• _必要な作業_:
四逆湯と白虎湯の鑑別に関する本文から、次の一文を英語に訳してください：「それに比べて、白虎湯証の胸腹の肌膚は、熱灰を袋の外からなでるようだと言います。」

• _ページ本文_:
---
四逆湯と白虎湯に現れる口渇と腹満について、腹証奇覧翼の記載を手掛かりにして鑑別点を探ってみます。
下図は陽明経証、白虎湯証の腹診図です。
また下図は少陰病・四逆湯証の腹満です。
腹証奇覧では、四逆湯証の腹満は、しまりがなくて熟した瓜を按すようであり、拘急が見られる場合であっても腹皮に力は無く、腹底にすじばりががあって、脹滿していて無力であると述べています。
それに比べて、白虎湯証の胸腹の肌膚は、熱灰を袋の外からなでるようだと言います。
四逆湯証と白虎湯証は、手掌に伝わってくる熱感と腹部の有力・無力で噛み分けることを言っています。
また他の所見での白虎湯と四逆湯の鑑別は、白虎湯は目に赤脉を生じ、舌苔はあるが歯茎まで乾燥して潤いが無く、すこぶる口渇があって病人に何となく勢い強く見えるとあります。
---
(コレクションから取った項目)
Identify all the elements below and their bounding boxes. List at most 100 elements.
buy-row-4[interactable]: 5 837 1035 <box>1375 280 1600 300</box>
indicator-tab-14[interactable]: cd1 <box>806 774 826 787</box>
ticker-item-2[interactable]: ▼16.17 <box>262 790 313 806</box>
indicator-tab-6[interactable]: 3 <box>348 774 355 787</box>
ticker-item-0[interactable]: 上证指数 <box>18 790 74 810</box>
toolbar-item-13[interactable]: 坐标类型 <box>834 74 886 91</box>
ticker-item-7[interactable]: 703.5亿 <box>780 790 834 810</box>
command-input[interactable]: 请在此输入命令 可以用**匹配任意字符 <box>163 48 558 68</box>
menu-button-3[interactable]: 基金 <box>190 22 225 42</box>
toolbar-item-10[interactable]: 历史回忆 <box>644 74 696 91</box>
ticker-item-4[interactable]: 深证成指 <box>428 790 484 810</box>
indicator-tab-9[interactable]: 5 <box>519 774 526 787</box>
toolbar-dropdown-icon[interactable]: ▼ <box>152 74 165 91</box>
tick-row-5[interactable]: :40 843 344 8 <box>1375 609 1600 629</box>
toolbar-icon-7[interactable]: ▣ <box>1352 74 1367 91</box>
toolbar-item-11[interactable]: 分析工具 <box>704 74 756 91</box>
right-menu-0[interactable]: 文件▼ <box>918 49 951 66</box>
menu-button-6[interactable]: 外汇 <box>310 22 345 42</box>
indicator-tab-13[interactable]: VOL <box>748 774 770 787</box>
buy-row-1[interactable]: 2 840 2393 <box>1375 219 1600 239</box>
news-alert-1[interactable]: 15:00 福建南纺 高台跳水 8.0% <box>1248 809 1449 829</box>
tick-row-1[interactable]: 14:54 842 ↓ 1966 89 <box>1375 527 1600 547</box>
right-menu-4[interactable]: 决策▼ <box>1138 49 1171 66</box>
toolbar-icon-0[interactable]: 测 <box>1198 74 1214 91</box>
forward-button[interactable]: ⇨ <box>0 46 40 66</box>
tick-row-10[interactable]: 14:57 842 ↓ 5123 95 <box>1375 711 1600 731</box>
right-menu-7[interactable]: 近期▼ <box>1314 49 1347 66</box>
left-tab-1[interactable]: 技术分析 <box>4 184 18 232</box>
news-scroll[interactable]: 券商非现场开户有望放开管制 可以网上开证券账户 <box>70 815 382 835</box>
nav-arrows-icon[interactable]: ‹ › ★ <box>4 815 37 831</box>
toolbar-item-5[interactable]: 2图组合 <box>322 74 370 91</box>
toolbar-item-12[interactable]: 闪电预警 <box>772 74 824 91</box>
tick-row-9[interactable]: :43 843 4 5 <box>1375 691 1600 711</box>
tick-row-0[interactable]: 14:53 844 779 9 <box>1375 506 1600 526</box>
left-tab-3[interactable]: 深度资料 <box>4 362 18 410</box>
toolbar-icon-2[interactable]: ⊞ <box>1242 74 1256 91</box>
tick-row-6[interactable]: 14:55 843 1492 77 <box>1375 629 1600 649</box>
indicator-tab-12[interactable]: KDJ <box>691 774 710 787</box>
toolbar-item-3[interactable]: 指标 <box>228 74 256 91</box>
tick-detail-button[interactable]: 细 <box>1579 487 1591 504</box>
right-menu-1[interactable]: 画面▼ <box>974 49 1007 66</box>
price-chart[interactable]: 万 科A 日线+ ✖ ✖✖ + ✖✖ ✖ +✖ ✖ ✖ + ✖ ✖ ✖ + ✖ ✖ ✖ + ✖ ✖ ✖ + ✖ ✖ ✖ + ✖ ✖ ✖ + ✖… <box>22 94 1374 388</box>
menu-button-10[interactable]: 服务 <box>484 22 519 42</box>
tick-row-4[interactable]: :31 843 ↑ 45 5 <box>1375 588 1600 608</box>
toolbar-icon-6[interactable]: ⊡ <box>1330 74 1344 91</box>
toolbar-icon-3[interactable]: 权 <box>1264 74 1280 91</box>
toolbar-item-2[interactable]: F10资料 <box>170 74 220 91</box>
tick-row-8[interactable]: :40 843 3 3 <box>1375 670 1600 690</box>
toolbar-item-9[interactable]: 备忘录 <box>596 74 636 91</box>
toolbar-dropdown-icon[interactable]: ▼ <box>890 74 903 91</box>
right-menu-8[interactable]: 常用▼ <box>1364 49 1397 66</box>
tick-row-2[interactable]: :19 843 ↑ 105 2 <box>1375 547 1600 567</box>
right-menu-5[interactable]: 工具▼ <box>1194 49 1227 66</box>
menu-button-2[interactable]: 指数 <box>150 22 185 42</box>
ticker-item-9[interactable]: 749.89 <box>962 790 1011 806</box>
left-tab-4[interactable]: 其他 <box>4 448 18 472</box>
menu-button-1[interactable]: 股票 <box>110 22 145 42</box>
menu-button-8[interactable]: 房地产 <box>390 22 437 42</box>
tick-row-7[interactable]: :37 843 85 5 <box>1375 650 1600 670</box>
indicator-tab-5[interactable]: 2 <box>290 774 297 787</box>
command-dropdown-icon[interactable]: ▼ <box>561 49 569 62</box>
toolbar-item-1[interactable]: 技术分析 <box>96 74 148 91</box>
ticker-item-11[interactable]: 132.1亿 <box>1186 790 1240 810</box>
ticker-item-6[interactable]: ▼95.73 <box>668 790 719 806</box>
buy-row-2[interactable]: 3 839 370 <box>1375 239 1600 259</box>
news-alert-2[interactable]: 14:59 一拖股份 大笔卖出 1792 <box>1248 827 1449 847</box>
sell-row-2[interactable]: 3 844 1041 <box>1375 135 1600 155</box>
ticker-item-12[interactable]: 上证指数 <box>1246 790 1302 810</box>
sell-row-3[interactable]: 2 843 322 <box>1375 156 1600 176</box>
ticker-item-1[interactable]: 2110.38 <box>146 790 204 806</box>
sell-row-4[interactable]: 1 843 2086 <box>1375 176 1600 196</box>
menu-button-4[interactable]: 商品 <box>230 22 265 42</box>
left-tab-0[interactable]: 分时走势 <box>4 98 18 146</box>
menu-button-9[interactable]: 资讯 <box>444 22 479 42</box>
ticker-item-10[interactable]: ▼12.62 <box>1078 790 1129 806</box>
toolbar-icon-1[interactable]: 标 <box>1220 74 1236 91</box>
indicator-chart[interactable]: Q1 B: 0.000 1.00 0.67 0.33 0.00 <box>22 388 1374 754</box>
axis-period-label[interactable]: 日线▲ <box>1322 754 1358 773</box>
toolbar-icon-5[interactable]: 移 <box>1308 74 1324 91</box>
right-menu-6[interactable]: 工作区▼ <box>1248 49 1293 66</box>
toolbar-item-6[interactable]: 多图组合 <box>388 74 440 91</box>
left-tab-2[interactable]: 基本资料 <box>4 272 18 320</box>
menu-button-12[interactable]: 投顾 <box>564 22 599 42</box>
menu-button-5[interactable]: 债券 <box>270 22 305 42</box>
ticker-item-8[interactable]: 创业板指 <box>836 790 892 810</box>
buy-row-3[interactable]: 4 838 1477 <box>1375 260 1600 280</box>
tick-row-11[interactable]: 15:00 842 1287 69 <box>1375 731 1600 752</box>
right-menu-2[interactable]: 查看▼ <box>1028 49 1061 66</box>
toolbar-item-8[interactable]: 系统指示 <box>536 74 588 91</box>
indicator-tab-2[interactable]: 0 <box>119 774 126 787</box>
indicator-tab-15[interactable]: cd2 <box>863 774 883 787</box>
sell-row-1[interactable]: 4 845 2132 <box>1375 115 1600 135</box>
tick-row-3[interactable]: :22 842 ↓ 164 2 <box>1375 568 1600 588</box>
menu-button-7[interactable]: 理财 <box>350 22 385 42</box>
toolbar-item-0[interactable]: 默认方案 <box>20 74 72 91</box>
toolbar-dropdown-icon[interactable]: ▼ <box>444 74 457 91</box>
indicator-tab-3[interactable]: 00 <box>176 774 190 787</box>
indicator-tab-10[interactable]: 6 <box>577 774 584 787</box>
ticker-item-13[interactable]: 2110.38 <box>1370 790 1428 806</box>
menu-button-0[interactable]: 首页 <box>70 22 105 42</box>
---
• _回答は以下_:
By comparison, the skin of the chest and abdomen in the Byakkoto pattern is said to feel like stroking hot ashes from the outside of a bag.